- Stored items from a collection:
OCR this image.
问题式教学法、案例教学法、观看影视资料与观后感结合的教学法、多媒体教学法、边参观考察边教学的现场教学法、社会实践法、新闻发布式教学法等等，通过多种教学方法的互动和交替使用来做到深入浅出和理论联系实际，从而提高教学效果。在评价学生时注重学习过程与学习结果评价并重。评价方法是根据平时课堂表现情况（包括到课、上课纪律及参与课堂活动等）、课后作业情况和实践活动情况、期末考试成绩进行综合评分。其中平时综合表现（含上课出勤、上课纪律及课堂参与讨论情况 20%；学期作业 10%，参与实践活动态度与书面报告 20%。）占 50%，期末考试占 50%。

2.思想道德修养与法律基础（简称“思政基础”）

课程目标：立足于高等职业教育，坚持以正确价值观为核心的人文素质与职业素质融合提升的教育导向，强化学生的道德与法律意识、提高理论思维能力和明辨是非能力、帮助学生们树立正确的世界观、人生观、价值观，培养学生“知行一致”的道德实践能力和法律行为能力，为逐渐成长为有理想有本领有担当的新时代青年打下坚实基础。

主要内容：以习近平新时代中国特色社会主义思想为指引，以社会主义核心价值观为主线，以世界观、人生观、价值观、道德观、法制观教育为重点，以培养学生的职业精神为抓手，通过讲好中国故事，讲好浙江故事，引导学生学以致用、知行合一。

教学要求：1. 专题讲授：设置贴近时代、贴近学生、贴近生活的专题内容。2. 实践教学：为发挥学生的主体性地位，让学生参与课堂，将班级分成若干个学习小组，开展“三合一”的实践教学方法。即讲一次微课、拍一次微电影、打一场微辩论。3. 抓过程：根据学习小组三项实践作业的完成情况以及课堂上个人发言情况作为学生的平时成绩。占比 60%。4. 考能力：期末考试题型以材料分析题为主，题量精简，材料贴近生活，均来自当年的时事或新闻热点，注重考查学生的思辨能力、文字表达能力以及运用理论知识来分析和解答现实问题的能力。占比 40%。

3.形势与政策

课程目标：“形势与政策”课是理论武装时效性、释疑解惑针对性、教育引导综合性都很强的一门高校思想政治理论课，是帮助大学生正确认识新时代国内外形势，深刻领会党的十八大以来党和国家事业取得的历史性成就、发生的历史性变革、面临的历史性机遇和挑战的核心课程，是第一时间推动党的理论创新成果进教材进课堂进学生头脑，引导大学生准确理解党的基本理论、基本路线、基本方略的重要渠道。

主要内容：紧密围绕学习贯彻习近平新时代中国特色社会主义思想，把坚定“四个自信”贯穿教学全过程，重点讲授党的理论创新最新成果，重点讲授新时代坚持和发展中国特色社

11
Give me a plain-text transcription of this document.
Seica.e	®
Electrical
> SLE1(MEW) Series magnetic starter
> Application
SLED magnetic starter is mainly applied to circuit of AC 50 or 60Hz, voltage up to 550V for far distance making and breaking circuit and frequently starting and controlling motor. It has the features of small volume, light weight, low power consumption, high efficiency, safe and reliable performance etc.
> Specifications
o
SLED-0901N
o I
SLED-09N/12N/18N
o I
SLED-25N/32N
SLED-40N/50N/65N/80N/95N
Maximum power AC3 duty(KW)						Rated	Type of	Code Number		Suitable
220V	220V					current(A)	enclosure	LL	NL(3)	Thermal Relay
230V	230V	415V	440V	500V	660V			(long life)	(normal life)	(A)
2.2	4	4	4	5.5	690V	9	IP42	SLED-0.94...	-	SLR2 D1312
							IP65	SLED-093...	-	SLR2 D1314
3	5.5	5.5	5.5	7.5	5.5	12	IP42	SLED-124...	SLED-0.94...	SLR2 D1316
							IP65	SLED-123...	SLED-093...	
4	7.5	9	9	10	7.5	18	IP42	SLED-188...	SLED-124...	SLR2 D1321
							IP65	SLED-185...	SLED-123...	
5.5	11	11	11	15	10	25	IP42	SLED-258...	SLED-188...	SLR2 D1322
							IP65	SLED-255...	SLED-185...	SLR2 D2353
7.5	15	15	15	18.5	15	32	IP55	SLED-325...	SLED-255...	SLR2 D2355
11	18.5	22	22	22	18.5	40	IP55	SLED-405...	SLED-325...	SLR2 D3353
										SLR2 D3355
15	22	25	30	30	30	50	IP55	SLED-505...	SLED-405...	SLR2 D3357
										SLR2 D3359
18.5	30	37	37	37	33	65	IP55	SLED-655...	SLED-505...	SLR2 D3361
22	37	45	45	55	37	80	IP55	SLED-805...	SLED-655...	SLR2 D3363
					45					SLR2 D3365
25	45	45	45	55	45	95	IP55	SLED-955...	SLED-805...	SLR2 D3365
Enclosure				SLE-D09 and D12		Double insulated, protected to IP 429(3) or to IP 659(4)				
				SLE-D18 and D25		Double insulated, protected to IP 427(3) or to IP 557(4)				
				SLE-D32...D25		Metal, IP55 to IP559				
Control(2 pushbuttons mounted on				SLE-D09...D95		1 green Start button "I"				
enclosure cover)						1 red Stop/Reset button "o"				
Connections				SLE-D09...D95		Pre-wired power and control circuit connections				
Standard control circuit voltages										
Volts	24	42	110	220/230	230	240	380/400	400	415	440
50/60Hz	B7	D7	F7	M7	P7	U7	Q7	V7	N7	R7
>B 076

- Exercise objective: Give the number of lines where the string "magnetic" occurs, without any further text.

- The response: 2